Data records:
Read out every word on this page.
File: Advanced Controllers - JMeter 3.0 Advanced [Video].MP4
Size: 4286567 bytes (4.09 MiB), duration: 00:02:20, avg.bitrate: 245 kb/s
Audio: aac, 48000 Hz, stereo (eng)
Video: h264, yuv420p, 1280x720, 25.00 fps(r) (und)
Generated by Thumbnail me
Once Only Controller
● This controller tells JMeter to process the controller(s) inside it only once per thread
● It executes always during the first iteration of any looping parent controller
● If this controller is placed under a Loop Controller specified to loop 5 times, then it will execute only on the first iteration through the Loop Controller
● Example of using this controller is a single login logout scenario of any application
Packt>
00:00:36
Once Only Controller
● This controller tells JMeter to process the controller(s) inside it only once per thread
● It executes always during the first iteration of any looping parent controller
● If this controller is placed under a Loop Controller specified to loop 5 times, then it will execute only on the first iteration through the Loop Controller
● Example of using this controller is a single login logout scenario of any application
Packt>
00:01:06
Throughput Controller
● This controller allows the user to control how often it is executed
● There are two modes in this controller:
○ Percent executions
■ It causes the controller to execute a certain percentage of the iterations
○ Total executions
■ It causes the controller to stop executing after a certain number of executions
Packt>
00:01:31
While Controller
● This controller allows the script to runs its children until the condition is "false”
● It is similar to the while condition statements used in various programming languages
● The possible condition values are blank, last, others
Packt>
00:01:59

• Written task
From the records above, extract every line exactly as it stands.

• Response to the exercise
Read out every word on this page.
File: Advanced Controllers - JMeter 3.0 Advanced [Video].MP4
Size: 4286567 bytes (4.09 MiB), duration: 00:02:20, avg.bitrate: 245 kb/s
Audio: aac, 48000 Hz, stereo (eng)
Video: h264, yuv420p, 1280x720, 25.00 fps(r) (und)
Generated by Thumbnail me
Once Only Controller
● This controller tells JMeter to process the controller(s) inside it only once per thread
● It executes always during the first iteration of any looping parent controller
● If this controller is placed under a Loop Controller specified to loop 5 times, then it will execute only on the first iteration through the Loop Controller
● Example of using this controller is a single login logout scenario of any application
Packt>
00:00:36
Once Only Controller
● This controller tells JMeter to process the controller(s) inside it only once per thread
● It executes always during the first iteration of any looping parent controller
● If this controller is placed under a Loop Controller specified to loop 5 times, then it will execute only on the first iteration through the Loop Controller
● Example of using this controller is a single login logout scenario of any application
Packt>
00:01:06
Throughput Controller
● This controller allows the user to control how often it is executed
● There are two modes in this controller:
○ Percent executions
■ It causes the controller to execute a certain percentage of the iterations
○ Total executions
■ It causes the controller to stop executing after a certain number of executions
Packt>
00:01:31
While Controller
● This controller allows the script to runs its children until the condition is "false”
● It is similar to the while condition statements used in various programming languages
● The possible condition values are blank, last, others
Packt>
00:01:59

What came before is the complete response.